─── EXTRACTED INFORMATION
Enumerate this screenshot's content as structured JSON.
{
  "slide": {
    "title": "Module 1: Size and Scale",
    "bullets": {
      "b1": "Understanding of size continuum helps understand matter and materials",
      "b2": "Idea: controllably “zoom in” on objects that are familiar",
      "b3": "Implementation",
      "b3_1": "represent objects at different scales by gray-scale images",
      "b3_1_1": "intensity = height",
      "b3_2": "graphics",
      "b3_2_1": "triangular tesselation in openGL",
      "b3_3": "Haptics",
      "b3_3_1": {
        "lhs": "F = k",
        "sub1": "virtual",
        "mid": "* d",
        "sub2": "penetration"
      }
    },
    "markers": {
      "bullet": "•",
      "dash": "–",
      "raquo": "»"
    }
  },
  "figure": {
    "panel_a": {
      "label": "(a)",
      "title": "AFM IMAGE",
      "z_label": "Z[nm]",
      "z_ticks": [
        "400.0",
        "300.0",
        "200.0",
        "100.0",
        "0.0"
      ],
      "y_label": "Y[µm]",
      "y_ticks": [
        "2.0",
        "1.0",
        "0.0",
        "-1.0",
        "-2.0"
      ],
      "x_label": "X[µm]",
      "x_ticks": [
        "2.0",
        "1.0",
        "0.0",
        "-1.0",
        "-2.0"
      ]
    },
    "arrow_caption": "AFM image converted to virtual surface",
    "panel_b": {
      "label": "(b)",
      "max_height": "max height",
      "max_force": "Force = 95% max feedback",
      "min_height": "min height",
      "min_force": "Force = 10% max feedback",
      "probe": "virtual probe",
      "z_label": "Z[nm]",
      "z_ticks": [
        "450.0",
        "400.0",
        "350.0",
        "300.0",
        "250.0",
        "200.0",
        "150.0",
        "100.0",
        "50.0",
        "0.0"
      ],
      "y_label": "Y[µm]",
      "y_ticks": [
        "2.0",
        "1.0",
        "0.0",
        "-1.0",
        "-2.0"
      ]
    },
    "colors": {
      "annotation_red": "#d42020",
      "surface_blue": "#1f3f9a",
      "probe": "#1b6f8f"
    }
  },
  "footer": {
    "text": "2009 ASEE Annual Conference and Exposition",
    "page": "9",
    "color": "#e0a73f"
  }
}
──────
Copy every line of the material, please, keeping it exactly the same.

_COMPLETE ANSWER:_
Enumerate this screenshot's content as structured JSON.
{
  "slide": {
    "title": "Module 1: Size and Scale",
    "bullets": {
      "b1": "Understanding of size continuum helps understand matter and materials",
      "b2": "Idea: controllably “zoom in” on objects that are familiar",
      "b3": "Implementation",
      "b3_1": "represent objects at different scales by gray-scale images",
      "b3_1_1": "intensity = height",
      "b3_2": "graphics",
      "b3_2_1": "triangular tesselation in openGL",
      "b3_3": "Haptics",
      "b3_3_1": {
        "lhs": "F = k",
        "sub1": "virtual",
        "mid": "* d",
        "sub2": "penetration"
      }
    },
    "markers": {
      "bullet": "•",
      "dash": "–",
      "raquo": "»"
    }
  },
  "figure": {
    "panel_a": {
      "label": "(a)",
      "title": "AFM IMAGE",
      "z_label": "Z[nm]",
      "z_ticks": [
        "400.0",
        "300.0",
        "200.0",
        "100.0",
        "0.0"
      ],
      "y_label": "Y[µm]",
      "y_ticks": [
        "2.0",
        "1.0",
        "0.0",
        "-1.0",
        "-2.0"
      ],
      "x_label": "X[µm]",
      "x_ticks": [
        "2.0",
        "1.0",
        "0.0",
        "-1.0",
        "-2.0"
      ]
    },
    "arrow_caption": "AFM image converted to virtual surface",
    "panel_b": {
      "label": "(b)",
      "max_height": "max height",
      "max_force": "Force = 95% max feedback",
      "min_height": "min height",
      "min_force": "Force = 10% max feedback",
      "probe": "virtual probe",
      "z_label": "Z[nm]",
      "z_ticks": [
        "450.0",
        "400.0",
        "350.0",
        "300.0",
        "250.0",
        "200.0",
        "150.0",
        "100.0",
        "50.0",
        "0.0"
      ],
      "y_label": "Y[µm]",
      "y_ticks": [
        "2.0",
        "1.0",
        "0.0",
        "-1.0",
        "-2.0"
      ]
    },
    "colors": {
      "annotation_red": "#d42020",
      "surface_blue": "#1f3f9a",
      "probe": "#1b6f8f"
    }
  },
  "footer": {
    "text": "2009 ASEE Annual Conference and Exposition",
    "page": "9",
    "color": "#e0a73f"
  }
}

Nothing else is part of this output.